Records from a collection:
start
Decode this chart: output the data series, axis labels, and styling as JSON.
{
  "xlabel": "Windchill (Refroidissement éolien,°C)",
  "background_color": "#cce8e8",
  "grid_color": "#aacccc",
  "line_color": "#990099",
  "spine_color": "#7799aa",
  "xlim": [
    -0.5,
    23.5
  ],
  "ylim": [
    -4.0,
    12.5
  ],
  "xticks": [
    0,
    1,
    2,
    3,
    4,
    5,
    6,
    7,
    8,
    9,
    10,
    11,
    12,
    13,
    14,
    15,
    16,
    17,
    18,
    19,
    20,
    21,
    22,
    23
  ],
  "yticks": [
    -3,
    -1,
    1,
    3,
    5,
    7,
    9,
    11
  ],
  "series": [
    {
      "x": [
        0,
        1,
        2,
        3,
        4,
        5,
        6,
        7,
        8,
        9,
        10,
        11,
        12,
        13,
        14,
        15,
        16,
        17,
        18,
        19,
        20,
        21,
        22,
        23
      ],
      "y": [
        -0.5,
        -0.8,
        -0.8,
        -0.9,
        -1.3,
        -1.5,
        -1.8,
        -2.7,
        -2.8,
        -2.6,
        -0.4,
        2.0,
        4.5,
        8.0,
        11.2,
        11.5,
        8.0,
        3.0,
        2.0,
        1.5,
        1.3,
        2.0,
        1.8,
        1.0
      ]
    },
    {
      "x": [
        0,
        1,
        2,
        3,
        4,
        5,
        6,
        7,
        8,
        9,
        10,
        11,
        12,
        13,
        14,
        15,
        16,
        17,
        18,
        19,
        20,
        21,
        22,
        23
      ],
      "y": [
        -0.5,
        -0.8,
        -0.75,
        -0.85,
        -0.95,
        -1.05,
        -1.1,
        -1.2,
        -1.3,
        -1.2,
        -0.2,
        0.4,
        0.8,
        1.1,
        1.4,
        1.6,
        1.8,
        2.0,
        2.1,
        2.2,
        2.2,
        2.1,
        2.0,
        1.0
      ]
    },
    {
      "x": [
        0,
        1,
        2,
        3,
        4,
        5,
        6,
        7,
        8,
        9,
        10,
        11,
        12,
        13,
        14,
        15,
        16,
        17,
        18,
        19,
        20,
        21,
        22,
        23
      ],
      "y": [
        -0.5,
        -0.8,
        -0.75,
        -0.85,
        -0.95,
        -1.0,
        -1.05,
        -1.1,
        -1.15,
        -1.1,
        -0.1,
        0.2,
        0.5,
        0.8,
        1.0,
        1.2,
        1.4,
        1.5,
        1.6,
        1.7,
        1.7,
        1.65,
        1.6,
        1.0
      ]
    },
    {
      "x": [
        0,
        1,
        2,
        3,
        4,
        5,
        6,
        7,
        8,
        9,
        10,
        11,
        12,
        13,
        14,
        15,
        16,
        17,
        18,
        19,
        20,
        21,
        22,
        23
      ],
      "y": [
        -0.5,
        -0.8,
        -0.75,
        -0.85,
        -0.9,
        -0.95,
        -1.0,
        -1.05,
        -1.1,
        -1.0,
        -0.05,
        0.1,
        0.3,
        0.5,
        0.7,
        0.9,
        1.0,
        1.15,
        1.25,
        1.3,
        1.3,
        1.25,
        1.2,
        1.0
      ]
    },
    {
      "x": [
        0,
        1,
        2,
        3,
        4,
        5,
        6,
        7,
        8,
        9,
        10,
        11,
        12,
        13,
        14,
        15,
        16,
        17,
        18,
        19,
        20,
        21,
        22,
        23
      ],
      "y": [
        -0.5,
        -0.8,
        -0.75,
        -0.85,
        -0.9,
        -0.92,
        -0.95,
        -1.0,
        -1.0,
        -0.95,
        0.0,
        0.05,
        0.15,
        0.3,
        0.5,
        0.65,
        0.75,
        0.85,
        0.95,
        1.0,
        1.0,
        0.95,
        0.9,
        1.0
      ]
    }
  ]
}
end
## WRITTEN INSTRUCTION
Please output the complete data exactly.

## TASK SOLUTION
Decode this chart: output the data series, axis labels, and styling as JSON.
{
  "xlabel": "Windchill (Refroidissement éolien,°C)",
  "background_color": "#cce8e8",
  "grid_color": "#aacccc",
  "line_color": "#990099",
  "spine_color": "#7799aa",
  "xlim": [
    -0.5,
    23.5
  ],
  "ylim": [
    -4.0,
    12.5
  ],
  "xticks": [
    0,
    1,
    2,
    3,
    4,
    5,
    6,
    7,
    8,
    9,
    10,
    11,
    12,
    13,
    14,
    15,
    16,
    17,
    18,
    19,
    20,
    21,
    22,
    23
  ],
  "yticks": [
    -3,
    -1,
    1,
    3,
    5,
    7,
    9,
    11
  ],
  "series": [
    {
      "x": [
        0,
        1,
        2,
        3,
        4,
        5,
        6,
        7,
        8,
        9,
        10,
        11,
        12,
        13,
        14,
        15,
        16,
        17,
        18,
        19,
        20,
        21,
        22,
        23
      ],
      "y": [
        -0.5,
        -0.8,
        -0.8,
        -0.9,
        -1.3,
        -1.5,
        -1.8,
        -2.7,
        -2.8,
        -2.6,
        -0.4,
        2.0,
        4.5,
        8.0,
        11.2,
        11.5,
        8.0,
        3.0,
        2.0,
        1.5,
        1.3,
        2.0,
        1.8,
        1.0
      ]
    },
    {
      "x": [
        0,
        1,
        2,
        3,
        4,
        5,
        6,
        7,
        8,
        9,
        10,
        11,
        12,
        13,
        14,
        15,
        16,
        17,
        18,
        19,
        20,
        21,
        22,
        23
      ],
      "y": [
        -0.5,
        -0.8,
        -0.75,
        -0.85,
        -0.95,
        -1.05,
        -1.1,
        -1.2,
        -1.3,
        -1.2,
        -0.2,
        0.4,
        0.8,
        1.1,
        1.4,
        1.6,
        1.8,
        2.0,
        2.1,
        2.2,
        2.2,
        2.1,
        2.0,
        1.0
      ]
    },
    {
      "x": [
        0,
        1,
        2,
        3,
        4,
        5,
        6,
        7,
        8,
        9,
        10,
        11,
        12,
        13,
        14,
        15,
        16,
        17,
        18,
        19,
        20,
        21,
        22,
        23
      ],
      "y": [
        -0.5,
        -0.8,
        -0.75,
        -0.85,
        -0.95,
        -1.0,
        -1.05,
        -1.1,
        -1.15,
        -1.1,
        -0.1,
        0.2,
        0.5,
        0.8,
        1.0,
        1.2,
        1.4,
        1.5,
        1.6,
        1.7,
        1.7,
        1.65,
        1.6,
        1.0
      ]
    },
    {
      "x": [
        0,
        1,
        2,
        3,
        4,
        5,
        6,
        7,
        8,
        9,
        10,
        11,
        12,
        13,
        14,
        15,
        16,
        17,
        18,
        19,
        20,
        21,
        22,
        23
      ],
      "y": [
        -0.5,
        -0.8,
        -0.75,
        -0.85,
        -0.9,
        -0.95,
        -1.0,
        -1.05,
        -1.1,
        -1.0,
        -0.05,
        0.1,
        0.3,
        0.5,
        0.7,
        0.9,
        1.0,
        1.15,
        1.25,
        1.3,
        1.3,
        1.25,
        1.2,
        1.0
      ]
    },
    {
      "x": [
        0,
        1,
        2,
        3,
        4,
        5,
        6,
        7,
        8,
        9,
        10,
        11,
        12,
        13,
        14,
        15,
        16,
        17,
        18,
        19,
        20,
        21,
        22,
        23
      ],
      "y": [
        -0.5,
        -0.8,
        -0.75,
        -0.85,
        -0.9,
        -0.92,
        -0.95,
        -1.0,
        -1.0,
        -0.95,
        0.0,
        0.05,
        0.15,
        0.3,
        0.5,
        0.65,
        0.75,
        0.85,
        0.95,
        1.0,
        1.0,
        0.95,
        0.9,
        1.0
      ]
    }
  ]
}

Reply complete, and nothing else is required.